#### Texte fourni

───

Le projet d’euro numérique lancé par l’Union européenne devient encore un peu plus concret. La Commission a proposé mercredi 28 juin 2023 un nouveau cadre législatif, qui doit accompagner l’utilisation de la future version numérique de la monnaie européenne et préparer son arrivée.
Alors qu’un « nombre croissant de personnes choisissent de payer de façon dématérialisée, en utilisant des cartes et des applications fournies par des banques et des entreprises financières », note le rapport, l’UE veut continuer à faire de l’euro un « symbole de l’Europe ». Le projet soulève cependant de nombreuses questions, et éveille des craintes — tout particulièrement en termes de protection de la vie privée, et d’utilisation de l’argent liquide (cash).
Le cadre législatif présenté tient compte de ces inquiétudes et se veut rassurant : il propose de « protéger le rôle du cash, en complément de l’instauration d’un euro numérique ». En clair : « assurer que le liquide continue d’être largement accepté en tant que moyen de paiement, et continue d’être facilement accessible pour les utilisateurs et les entreprises à travers toute la zone euro. »
Qu’est-ce que l’euro numérique ?
L’euro numérique est un projet de monnaie numérique de banque centrale (MNBC), sur lequel l’UE planche depuis 2020. Les MNBC ne sont pas des crypto-monnaies, même si leur mode d’utilisation est proche, comme leur fonctionnement. De manière grossière, on pourrait résumer en disant que les MNBC sont des sortes de crypto-monnaies centralisées — cela dépend cependant des moyens techniques mis en place pour le fonctionnement de la monnaie, et la métaphore reste simpliste.
Les paiements par MNBC se distinguent aussi des paiements par carte bancaire. Bien qu’il s’agisse d’argent dématérialisé dans les deux cas, les deux options ne sont pas comparables. Dans le cas des paiements par carte de crédit, l’opération passe par plusieurs intermédiaires : les compagnies de carte de crédit (Visa, Mastercard, etc.), les entreprises gérant les terminaux de paiement, et finalement, les banques.
Avec un paiement par MNBC, cela sera encore différent. L’opération aura lieu de manière dématérialisée, avec des portefeuilles numériques, sans passer par des intermédiaires : l’euro numérique irait directement d’un compte à l’autre, comme ce qu’il se passe lors d’un paiement avec du cash.
Le cash ne va pas disparaître en Europe
Quand on parle de l’arrivée de l’euro numérique, c’est cette peur qui surgit toujours en premier : la fin des billets de banque et des pièces (la monnaie fiduciaire), et in fine, de l’anonymat dans les paiements. Maisl’utilisation de l’argent liquide sera « protégée », promet la Commission dans son dossier. « Le cash ne disparaîtra pas », a également assuré Paolo Gentiloni, le commissaire européen à l’Économie.

───

#### Lignes enregistrées

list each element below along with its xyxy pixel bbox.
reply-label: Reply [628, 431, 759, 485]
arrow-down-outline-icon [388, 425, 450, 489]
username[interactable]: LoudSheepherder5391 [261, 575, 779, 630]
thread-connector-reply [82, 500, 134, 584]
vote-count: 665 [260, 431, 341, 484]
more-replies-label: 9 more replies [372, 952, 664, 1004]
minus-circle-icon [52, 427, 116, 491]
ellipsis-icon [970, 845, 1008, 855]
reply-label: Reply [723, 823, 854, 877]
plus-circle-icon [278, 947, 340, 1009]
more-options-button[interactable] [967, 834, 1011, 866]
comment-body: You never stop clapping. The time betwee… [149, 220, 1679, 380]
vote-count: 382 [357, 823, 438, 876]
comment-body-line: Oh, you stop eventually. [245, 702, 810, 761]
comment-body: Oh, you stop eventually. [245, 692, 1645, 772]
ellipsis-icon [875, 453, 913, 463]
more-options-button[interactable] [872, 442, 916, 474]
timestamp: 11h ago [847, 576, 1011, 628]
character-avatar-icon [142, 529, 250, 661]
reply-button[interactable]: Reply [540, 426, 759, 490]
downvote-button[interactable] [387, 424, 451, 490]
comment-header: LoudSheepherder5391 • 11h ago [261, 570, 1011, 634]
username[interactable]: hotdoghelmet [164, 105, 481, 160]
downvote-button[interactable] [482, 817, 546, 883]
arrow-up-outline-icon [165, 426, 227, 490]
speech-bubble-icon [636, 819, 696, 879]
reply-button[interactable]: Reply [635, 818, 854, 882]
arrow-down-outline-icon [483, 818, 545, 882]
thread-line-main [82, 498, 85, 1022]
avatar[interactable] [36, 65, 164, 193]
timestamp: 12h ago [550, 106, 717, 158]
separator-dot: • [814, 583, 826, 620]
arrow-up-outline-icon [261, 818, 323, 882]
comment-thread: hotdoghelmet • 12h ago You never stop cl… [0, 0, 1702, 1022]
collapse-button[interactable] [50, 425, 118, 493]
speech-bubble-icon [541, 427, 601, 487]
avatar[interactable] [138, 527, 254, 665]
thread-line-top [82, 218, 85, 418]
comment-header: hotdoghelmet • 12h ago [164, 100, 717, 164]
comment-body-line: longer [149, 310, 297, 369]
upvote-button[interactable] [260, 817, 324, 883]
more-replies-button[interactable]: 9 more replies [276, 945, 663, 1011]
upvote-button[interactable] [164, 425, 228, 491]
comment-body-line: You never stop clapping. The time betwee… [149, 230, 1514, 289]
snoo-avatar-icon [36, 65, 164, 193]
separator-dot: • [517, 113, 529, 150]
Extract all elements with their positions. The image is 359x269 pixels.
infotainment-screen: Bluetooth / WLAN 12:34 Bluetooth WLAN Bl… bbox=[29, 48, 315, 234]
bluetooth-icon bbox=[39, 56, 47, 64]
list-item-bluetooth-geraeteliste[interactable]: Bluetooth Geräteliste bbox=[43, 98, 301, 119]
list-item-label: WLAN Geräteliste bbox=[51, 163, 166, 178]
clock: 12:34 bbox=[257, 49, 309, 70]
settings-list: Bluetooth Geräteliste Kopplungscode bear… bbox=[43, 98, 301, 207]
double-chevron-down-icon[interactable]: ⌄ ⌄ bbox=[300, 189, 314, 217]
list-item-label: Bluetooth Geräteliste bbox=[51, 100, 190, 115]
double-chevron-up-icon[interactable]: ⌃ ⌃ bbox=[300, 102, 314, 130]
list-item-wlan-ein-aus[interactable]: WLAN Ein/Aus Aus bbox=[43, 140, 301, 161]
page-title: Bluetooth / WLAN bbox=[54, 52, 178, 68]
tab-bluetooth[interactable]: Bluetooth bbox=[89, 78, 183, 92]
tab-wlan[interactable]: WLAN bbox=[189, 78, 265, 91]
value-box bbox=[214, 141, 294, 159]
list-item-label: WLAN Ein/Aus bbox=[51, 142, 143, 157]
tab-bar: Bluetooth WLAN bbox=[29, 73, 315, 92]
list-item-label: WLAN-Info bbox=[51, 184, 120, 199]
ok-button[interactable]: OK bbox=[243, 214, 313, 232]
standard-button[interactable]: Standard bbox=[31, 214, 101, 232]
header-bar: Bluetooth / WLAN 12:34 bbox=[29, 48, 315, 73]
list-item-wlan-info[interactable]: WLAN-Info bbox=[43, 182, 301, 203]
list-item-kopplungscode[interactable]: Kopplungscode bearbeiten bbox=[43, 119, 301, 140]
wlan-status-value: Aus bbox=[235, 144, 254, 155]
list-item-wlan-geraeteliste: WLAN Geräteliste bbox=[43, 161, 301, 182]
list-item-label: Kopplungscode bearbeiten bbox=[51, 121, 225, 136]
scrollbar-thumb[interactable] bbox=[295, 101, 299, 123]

───

#### Travail à faire
A: Selon le texte fourni sur l'euro numérique, depuis quelle année l'UE travaille-t-elle sur ce projet ?
B: Reproduisez à l'identique la portion des enregistrements qui va de leur toute première ligne jusqu'à la ligne contenant « reply-button[interactable]: Reply [635, 818, 854, 882] », ces deux bornes comprises.
Le texte fourni et les enregistrements forment deux ensembles indépendants.

#### Réponses attendues
A: Depuis 2020.

B:
list each element below along with its xyxy pixel bbox.
reply-label: Reply [628, 431, 759, 485]
arrow-down-outline-icon [388, 425, 450, 489]
username[interactable]: LoudSheepherder5391 [261, 575, 779, 630]
thread-connector-reply [82, 500, 134, 584]
vote-count: 665 [260, 431, 341, 484]
more-replies-label: 9 more replies [372, 952, 664, 1004]
minus-circle-icon [52, 427, 116, 491]
ellipsis-icon [970, 845, 1008, 855]
reply-label: Reply [723, 823, 854, 877]
plus-circle-icon [278, 947, 340, 1009]
more-options-button[interactable] [967, 834, 1011, 866]
comment-body: You never stop clapping. The time betwee… [149, 220, 1679, 380]
vote-count: 382 [357, 823, 438, 876]
comment-body-line: Oh, you stop eventually. [245, 702, 810, 761]
comment-body: Oh, you stop eventually. [245, 692, 1645, 772]
ellipsis-icon [875, 453, 913, 463]
more-options-button[interactable] [872, 442, 916, 474]
timestamp: 11h ago [847, 576, 1011, 628]
character-avatar-icon [142, 529, 250, 661]
reply-button[interactable]: Reply [540, 426, 759, 490]
downvote-button[interactable] [387, 424, 451, 490]
comment-header: LoudSheepherder5391 • 11h ago [261, 570, 1011, 634]
username[interactable]: hotdoghelmet [164, 105, 481, 160]
downvote-button[interactable] [482, 817, 546, 883]
arrow-up-outline-icon [165, 426, 227, 490]
speech-bubble-icon [636, 819, 696, 879]
reply-button[interactable]: Reply [635, 818, 854, 882]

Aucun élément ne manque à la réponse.